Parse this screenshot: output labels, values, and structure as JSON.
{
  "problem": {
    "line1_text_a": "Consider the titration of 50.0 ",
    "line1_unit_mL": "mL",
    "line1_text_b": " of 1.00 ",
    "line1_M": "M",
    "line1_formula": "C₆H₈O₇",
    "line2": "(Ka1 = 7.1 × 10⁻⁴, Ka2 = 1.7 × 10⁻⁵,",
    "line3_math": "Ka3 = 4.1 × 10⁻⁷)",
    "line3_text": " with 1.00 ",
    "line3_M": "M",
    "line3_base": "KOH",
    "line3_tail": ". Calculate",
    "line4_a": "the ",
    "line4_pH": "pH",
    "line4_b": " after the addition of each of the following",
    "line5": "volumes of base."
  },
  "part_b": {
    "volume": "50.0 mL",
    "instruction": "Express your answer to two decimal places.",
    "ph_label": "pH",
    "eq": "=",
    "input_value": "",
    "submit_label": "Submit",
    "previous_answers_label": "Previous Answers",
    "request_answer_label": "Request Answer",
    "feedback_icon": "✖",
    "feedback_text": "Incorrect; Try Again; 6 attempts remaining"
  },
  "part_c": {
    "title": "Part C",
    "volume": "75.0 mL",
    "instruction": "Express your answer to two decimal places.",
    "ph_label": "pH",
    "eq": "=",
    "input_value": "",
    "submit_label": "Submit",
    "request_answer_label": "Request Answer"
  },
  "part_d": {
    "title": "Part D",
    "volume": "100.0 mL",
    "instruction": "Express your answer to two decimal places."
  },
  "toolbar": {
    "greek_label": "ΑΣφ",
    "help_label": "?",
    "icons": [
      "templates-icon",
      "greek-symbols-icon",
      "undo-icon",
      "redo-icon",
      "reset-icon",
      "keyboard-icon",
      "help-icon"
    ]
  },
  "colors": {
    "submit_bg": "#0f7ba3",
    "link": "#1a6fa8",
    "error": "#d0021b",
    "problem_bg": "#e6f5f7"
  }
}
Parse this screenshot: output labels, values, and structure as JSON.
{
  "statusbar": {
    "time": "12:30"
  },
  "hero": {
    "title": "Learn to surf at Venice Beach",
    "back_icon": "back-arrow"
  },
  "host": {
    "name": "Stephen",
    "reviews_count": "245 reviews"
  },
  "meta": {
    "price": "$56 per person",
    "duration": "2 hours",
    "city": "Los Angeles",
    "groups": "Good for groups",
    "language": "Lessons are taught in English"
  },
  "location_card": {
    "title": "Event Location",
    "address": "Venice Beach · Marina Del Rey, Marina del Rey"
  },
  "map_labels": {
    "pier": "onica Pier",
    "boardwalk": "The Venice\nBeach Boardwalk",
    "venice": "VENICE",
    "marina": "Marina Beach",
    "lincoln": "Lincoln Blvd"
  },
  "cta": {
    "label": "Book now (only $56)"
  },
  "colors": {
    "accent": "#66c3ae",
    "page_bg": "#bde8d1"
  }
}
-=-=-=-=-
### WHAT THE EXERCISE ASKS:
Send back every record, precisely as written.

### FINISHED ANSWER:
Parse this screenshot: output labels, values, and structure as JSON.
{
  "problem": {
    "line1_text_a": "Consider the titration of 50.0 ",
    "line1_unit_mL": "mL",
    "line1_text_b": " of 1.00 ",
    "line1_M": "M",
    "line1_formula": "C₆H₈O₇",
    "line2": "(Ka1 = 7.1 × 10⁻⁴, Ka2 = 1.7 × 10⁻⁵,",
    "line3_math": "Ka3 = 4.1 × 10⁻⁷)",
    "line3_text": " with 1.00 ",
    "line3_M": "M",
    "line3_base": "KOH",
    "line3_tail": ". Calculate",
    "line4_a": "the ",
    "line4_pH": "pH",
    "line4_b": " after the addition of each of the following",
    "line5": "volumes of base."
  },
  "part_b": {
    "volume": "50.0 mL",
    "instruction": "Express your answer to two decimal places.",
    "ph_label": "pH",
    "eq": "=",
    "input_value": "",
    "submit_label": "Submit",
    "previous_answers_label": "Previous Answers",
    "request_answer_label": "Request Answer",
    "feedback_icon": "✖",
    "feedback_text": "Incorrect; Try Again; 6 attempts remaining"
  },
  "part_c": {
    "title": "Part C",
    "volume": "75.0 mL",
    "instruction": "Express your answer to two decimal places.",
    "ph_label": "pH",
    "eq": "=",
    "input_value": "",
    "submit_label": "Submit",
    "request_answer_label": "Request Answer"
  },
  "part_d": {
    "title": "Part D",
    "volume": "100.0 mL",
    "instruction": "Express your answer to two decimal places."
  },
  "toolbar": {
    "greek_label": "ΑΣφ",
    "help_label": "?",
    "icons": [
      "templates-icon",
      "greek-symbols-icon",
      "undo-icon",
      "redo-icon",
      "reset-icon",
      "keyboard-icon",
      "help-icon"
    ]
  },
  "colors": {
    "submit_bg": "#0f7ba3",
    "link": "#1a6fa8",
    "error": "#d0021b",
    "problem_bg": "#e6f5f7"
  }
}
Parse this screenshot: output labels, values, and structure as JSON.
{
  "statusbar": {
    "time": "12:30"
  },
  "hero": {
    "title": "Learn to surf at Venice Beach",
    "back_icon": "back-arrow"
  },
  "host": {
    "name": "Stephen",
    "reviews_count": "245 reviews"
  },
  "meta": {
    "price": "$56 per person",
    "duration": "2 hours",
    "city": "Los Angeles",
    "groups": "Good for groups",
    "language": "Lessons are taught in English"
  },
  "location_card": {
    "title": "Event Location",
    "address": "Venice Beach · Marina Del Rey, Marina del Rey"
  },
  "map_labels": {
    "pier": "onica Pier",
    "boardwalk": "The Venice\nBeach Boardwalk",
    "venice": "VENICE",
    "marina": "Marina Beach",
    "lincoln": "Lincoln Blvd"
  },
  "cta": {
    "label": "Book now (only $56)"
  },
  "colors": {
    "accent": "#66c3ae",
    "page_bg": "#bde8d1"
  }
}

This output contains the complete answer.